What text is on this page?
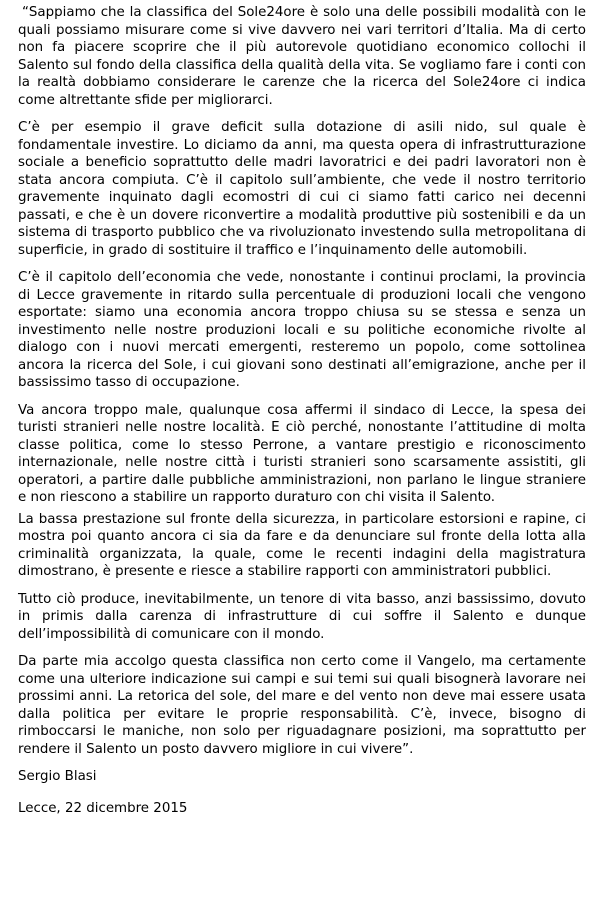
“Sappiamo che la classifica del Sole24ore è solo una delle possibili modalità con le quali possiamo misurare come si vive davvero nei vari territori d’Italia. Ma di certo non fa piacere scoprire che il più autorevole quotidiano economico collochi il Salento sul fondo della classifica della qualità della vita. Se vogliamo fare i conti con la realtà dobbiamo considerare le carenze che la ricerca del Sole24ore ci indica come altrettante sfide per migliorarci.

C’è per esempio il grave deficit sulla dotazione di asili nido, sul quale è fondamentale investire. Lo diciamo da anni, ma questa opera di infrastrutturazione sociale a beneficio soprattutto delle madri lavoratrici e dei padri lavoratori non è stata ancora compiuta. C’è il capitolo sull’ambiente, che vede il nostro territorio gravemente inquinato dagli ecomostri di cui ci siamo fatti carico nei decenni passati, e che è un dovere riconvertire a modalità produttive più sostenibili e da un sistema di trasporto pubblico che va rivoluzionato investendo sulla metropolitana di superficie, in grado di sostituire il traffico e l’inquinamento delle automobili.

C’è il capitolo dell’economia che vede, nonostante i continui proclami, la provincia di Lecce gravemente in ritardo sulla percentuale di produzioni locali che vengono esportate: siamo una economia ancora troppo chiusa su se stessa e senza un investimento nelle nostre produzioni locali e su politiche economiche rivolte al dialogo con i nuovi mercati emergenti, resteremo un popolo, come sottolinea ancora la ricerca del Sole, i cui giovani sono destinati all’emigrazione, anche per il bassissimo tasso di occupazione.

Va ancora troppo male, qualunque cosa affermi il sindaco di Lecce, la spesa dei turisti stranieri nelle nostre località. E ciò perché, nonostante l’attitudine di molta classe politica, come lo stesso Perrone, a vantare prestigio e riconoscimento internazionale, nelle nostre città i turisti stranieri sono scarsamente assistiti, gli operatori, a partire dalle pubbliche amministrazioni, non parlano le lingue straniere e non riescono a stabilire un rapporto duraturo con chi visita il Salento.

La bassa prestazione sul fronte della sicurezza, in particolare estorsioni e rapine, ci mostra poi quanto ancora ci sia da fare e da denunciare sul fronte della lotta alla criminalità organizzata, la quale, come le recenti indagini della magistratura dimostrano, è presente e riesce a stabilire rapporti con amministratori pubblici.

Tutto ciò produce, inevitabilmente, un tenore di vita basso, anzi bassissimo, dovuto in primis dalla carenza di infrastrutture di cui soffre il Salento e dunque dell’impossibilità di comunicare con il mondo.

Da parte mia accolgo questa classifica non certo come il Vangelo, ma certamente come una ulteriore indicazione sui campi e sui temi sui quali bisognerà lavorare nei prossimi anni. La retorica del sole, del mare e del vento non deve mai essere usata dalla politica per evitare le proprie responsabilità. C’è, invece, bisogno di rimboccarsi le maniche, non solo per riguadagnare posizioni, ma soprattutto per rendere il Salento un posto davvero migliore in cui vivere”.

Sergio Blasi

Lecce, 22 dicembre 2015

□ □ □

* _Directions for this task_: From the entries above, copy each line holding "davvero".

* _Response_:
“Sappiamo che la classifica del Sole24ore è solo una delle possibili modalità con le quali possiamo misurare come si vive davvero nei vari territori d’Italia. Ma di certo non fa piacere scoprire che il più autorevole quotidiano economico collochi il Salento sul fondo della classifica della qualità della vita. Se vogliamo fare i conti con la realtà dobbiamo considerare le carenze che la ricerca del Sole24ore ci indica come altrettante sfide per migliorarci.
Da parte mia accolgo questa classifica non certo come il Vangelo, ma certamente come una ulteriore indicazione sui campi e sui temi sui quali bisognerà lavorare nei prossimi anni. La retorica del sole, del mare e del vento non deve mai essere usata dalla politica per evitare le proprie responsabilità. C’è, invece, bisogno di rimboccarsi le maniche, non solo per riguadagnare posizioni, ma soprattutto per rendere il Salento un posto davvero migliore in cui vivere”.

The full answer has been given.